◆ **Task description**
Report all lines holding "true".

◆ **Records shown**
___
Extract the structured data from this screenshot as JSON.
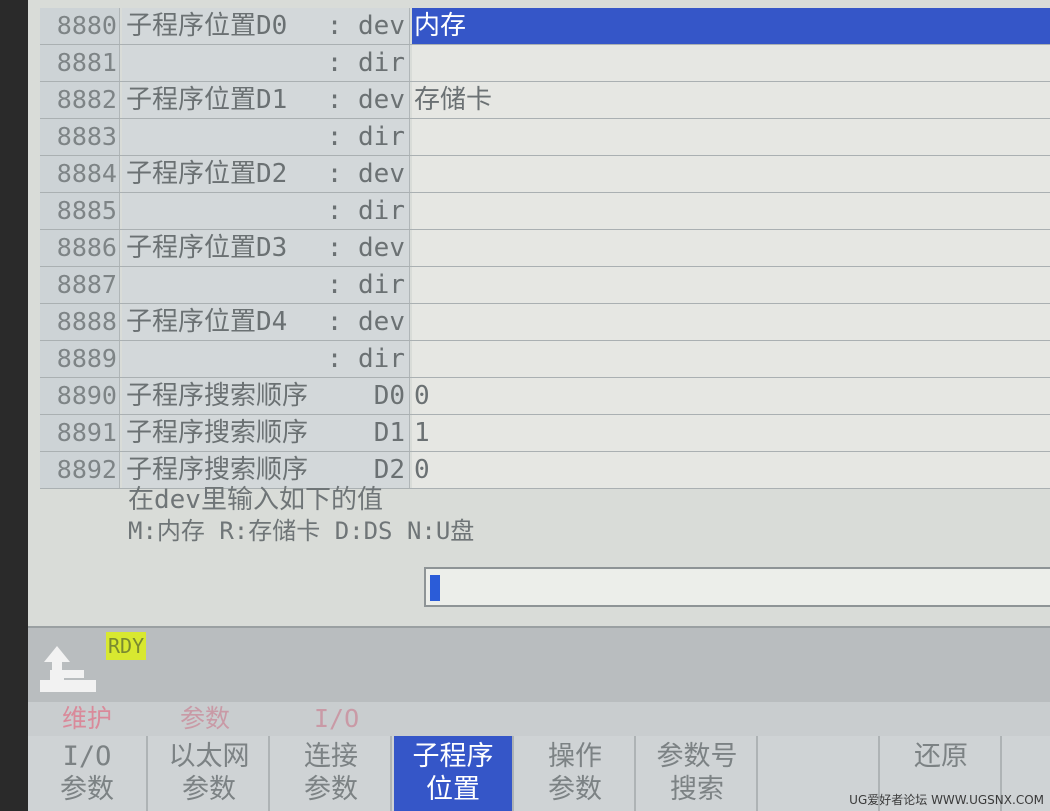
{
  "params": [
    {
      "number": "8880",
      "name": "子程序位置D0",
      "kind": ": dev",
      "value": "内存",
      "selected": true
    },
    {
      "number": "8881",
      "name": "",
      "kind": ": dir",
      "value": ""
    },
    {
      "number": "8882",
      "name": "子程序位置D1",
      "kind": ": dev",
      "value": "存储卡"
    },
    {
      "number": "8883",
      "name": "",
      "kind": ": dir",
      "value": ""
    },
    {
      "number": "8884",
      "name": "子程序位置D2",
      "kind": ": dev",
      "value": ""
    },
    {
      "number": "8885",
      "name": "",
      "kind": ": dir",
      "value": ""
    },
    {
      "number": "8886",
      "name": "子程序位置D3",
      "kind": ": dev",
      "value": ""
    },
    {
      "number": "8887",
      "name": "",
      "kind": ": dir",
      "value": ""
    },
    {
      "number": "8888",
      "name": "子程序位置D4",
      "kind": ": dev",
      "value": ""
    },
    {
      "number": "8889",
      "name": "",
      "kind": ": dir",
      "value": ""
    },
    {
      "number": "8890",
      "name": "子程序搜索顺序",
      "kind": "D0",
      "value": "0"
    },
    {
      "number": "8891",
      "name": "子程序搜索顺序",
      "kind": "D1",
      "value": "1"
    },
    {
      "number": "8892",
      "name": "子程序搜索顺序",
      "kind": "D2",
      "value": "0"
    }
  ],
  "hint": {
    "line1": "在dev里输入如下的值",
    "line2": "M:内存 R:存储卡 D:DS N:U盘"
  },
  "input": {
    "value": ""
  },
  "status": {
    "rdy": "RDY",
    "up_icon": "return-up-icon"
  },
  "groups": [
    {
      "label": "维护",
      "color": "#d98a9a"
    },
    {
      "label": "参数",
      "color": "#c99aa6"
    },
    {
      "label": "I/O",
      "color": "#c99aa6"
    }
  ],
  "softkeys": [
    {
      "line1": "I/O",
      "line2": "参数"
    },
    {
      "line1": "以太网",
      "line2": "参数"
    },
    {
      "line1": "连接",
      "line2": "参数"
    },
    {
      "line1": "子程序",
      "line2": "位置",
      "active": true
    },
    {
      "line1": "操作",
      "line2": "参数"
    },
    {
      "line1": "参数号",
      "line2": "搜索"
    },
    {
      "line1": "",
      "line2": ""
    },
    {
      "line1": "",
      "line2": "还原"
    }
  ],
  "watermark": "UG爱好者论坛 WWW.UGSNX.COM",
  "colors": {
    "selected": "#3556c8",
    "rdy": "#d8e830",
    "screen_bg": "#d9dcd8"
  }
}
___
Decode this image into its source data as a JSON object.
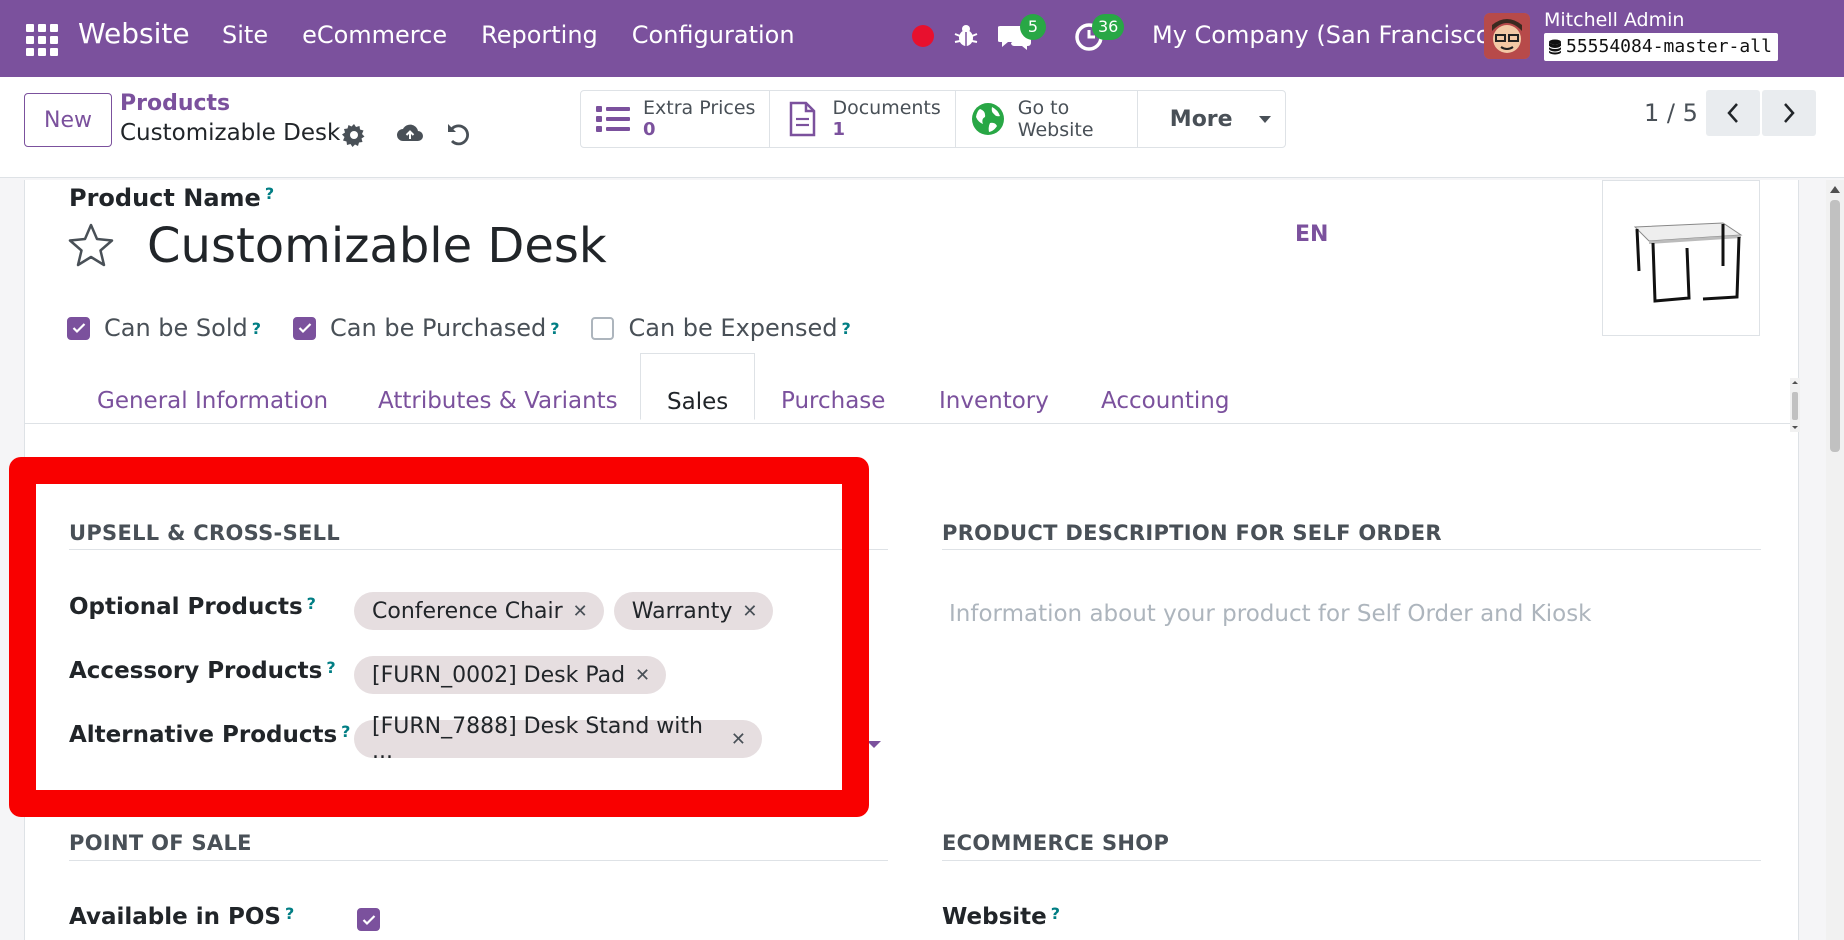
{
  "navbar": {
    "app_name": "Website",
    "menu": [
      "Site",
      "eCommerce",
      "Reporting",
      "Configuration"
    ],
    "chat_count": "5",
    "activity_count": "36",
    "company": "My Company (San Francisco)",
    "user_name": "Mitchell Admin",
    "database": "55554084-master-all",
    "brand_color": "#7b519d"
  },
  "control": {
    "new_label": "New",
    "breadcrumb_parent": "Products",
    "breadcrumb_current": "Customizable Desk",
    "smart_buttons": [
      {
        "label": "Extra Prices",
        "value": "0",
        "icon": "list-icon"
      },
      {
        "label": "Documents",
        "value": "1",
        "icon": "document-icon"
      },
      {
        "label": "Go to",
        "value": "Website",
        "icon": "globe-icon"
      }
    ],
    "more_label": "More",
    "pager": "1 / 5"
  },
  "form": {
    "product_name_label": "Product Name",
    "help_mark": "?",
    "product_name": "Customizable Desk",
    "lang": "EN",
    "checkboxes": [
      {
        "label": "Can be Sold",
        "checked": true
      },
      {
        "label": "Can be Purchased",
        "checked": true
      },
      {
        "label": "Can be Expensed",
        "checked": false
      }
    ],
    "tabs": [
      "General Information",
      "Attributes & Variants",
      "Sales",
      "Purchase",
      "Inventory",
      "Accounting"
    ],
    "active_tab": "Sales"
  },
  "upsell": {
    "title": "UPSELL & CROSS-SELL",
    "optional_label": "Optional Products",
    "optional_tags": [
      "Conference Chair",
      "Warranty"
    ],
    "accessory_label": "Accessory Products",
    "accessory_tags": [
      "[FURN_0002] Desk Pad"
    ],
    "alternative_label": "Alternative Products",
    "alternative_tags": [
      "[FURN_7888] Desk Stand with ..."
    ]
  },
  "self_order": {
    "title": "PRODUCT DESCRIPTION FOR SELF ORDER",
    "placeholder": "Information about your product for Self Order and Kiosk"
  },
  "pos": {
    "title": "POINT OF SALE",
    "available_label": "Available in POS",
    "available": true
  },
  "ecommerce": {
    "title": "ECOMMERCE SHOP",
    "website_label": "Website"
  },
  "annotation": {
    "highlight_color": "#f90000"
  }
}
___
◆ **Full answer**
      "selected": true
      "active": true
        "checked": true
        "checked": true
    "available": true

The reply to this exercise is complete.